--- Exercise objective ---
Search the material for "States" and show all lines that contain it.

Records:
--- BEGIN ---

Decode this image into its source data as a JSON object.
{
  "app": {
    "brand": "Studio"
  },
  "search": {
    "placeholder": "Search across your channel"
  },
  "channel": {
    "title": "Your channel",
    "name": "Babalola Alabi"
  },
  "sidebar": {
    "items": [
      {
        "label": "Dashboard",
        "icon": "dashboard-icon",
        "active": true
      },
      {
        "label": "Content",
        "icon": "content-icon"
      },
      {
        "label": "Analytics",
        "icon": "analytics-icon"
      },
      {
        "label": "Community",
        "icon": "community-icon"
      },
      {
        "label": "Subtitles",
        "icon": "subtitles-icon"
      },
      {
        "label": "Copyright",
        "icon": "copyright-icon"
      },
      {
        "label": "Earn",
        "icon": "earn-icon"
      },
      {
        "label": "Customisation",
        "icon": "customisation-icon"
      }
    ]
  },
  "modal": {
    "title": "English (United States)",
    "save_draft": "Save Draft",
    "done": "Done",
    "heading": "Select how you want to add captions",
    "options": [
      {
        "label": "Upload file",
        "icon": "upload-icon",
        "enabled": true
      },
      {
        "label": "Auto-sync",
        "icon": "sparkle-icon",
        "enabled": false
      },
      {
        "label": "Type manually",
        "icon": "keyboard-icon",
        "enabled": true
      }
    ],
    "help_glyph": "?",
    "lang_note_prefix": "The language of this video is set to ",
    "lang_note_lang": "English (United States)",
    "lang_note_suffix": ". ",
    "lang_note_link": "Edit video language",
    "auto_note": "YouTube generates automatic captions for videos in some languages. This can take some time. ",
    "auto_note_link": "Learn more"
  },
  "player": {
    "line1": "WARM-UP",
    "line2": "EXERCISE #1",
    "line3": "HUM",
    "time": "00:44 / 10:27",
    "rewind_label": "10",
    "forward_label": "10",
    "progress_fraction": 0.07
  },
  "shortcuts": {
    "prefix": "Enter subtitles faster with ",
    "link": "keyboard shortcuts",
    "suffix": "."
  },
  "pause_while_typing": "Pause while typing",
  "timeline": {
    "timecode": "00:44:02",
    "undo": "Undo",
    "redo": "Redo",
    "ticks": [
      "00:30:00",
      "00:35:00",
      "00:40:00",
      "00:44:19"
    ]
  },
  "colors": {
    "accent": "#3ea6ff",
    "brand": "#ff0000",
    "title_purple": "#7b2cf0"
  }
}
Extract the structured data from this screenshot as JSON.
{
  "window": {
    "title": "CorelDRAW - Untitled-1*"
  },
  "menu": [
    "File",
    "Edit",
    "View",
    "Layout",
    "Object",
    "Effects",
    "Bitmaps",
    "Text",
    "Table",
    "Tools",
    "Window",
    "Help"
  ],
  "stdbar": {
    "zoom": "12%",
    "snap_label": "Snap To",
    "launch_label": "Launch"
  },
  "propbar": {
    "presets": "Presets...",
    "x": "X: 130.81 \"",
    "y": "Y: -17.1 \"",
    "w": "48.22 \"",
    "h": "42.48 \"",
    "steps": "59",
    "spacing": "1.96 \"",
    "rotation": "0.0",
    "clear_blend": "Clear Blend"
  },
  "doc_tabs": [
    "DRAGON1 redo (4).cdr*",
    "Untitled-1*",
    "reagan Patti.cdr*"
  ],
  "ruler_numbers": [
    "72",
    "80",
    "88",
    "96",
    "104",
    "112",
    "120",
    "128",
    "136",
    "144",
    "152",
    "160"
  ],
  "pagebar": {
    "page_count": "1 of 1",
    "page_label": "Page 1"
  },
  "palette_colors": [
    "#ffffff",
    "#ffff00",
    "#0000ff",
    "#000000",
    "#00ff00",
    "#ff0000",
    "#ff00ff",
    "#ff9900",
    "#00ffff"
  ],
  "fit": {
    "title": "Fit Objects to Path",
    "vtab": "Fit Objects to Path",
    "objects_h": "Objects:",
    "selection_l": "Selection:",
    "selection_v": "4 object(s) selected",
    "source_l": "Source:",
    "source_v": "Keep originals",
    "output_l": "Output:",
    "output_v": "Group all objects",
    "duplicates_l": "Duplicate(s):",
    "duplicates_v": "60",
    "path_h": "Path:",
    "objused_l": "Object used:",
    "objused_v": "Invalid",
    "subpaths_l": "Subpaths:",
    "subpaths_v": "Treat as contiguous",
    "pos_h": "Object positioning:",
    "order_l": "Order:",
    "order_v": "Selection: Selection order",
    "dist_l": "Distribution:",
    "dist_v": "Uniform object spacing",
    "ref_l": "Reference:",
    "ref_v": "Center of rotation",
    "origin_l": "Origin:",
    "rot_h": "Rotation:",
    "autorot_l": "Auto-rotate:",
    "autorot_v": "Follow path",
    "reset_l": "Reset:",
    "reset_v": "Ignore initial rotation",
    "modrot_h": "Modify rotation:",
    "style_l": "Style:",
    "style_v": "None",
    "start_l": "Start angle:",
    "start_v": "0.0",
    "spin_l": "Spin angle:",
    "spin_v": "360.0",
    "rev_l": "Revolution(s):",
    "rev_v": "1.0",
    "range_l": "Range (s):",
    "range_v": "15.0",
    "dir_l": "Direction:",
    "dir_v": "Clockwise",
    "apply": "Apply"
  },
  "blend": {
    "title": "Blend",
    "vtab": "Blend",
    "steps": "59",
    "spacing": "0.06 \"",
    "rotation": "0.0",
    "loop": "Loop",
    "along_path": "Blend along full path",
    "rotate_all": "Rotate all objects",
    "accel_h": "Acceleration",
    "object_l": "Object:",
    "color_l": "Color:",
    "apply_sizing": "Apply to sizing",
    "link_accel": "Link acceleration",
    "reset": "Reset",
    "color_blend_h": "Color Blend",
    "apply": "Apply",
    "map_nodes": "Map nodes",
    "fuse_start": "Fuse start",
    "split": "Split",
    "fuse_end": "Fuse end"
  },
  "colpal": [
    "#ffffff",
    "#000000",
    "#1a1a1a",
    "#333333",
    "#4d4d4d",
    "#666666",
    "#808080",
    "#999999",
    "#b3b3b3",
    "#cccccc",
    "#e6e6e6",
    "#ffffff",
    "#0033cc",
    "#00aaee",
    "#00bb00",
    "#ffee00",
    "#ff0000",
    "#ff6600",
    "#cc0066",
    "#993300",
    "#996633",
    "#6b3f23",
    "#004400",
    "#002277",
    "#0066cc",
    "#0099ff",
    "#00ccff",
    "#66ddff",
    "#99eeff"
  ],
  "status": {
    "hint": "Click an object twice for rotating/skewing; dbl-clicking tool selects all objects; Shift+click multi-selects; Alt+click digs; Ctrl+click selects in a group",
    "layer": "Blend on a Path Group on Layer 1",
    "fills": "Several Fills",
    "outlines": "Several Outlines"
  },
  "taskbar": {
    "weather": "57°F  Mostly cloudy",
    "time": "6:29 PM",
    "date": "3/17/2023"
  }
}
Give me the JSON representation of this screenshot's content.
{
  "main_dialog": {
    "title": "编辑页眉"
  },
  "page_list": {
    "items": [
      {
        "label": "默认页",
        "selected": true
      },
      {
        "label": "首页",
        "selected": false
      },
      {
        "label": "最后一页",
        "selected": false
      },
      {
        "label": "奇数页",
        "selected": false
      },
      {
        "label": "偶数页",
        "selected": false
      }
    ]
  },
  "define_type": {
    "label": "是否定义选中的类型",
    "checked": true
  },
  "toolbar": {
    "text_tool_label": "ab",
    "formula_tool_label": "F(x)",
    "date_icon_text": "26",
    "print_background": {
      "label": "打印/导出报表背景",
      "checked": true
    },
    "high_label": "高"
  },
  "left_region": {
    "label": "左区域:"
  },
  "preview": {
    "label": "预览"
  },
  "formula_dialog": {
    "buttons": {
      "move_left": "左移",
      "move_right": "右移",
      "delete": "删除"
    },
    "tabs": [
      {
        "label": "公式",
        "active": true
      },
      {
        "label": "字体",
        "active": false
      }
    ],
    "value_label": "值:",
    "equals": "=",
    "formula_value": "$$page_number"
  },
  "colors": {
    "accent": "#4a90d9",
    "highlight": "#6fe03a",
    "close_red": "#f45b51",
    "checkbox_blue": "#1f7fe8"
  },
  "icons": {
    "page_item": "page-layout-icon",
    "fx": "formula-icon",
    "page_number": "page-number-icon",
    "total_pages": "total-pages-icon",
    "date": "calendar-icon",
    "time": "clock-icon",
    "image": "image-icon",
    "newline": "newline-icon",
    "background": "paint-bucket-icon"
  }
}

--- END ---

--- Finished answer ---
    "title": "English (United States)",
    "lang_note_lang": "English (United States)",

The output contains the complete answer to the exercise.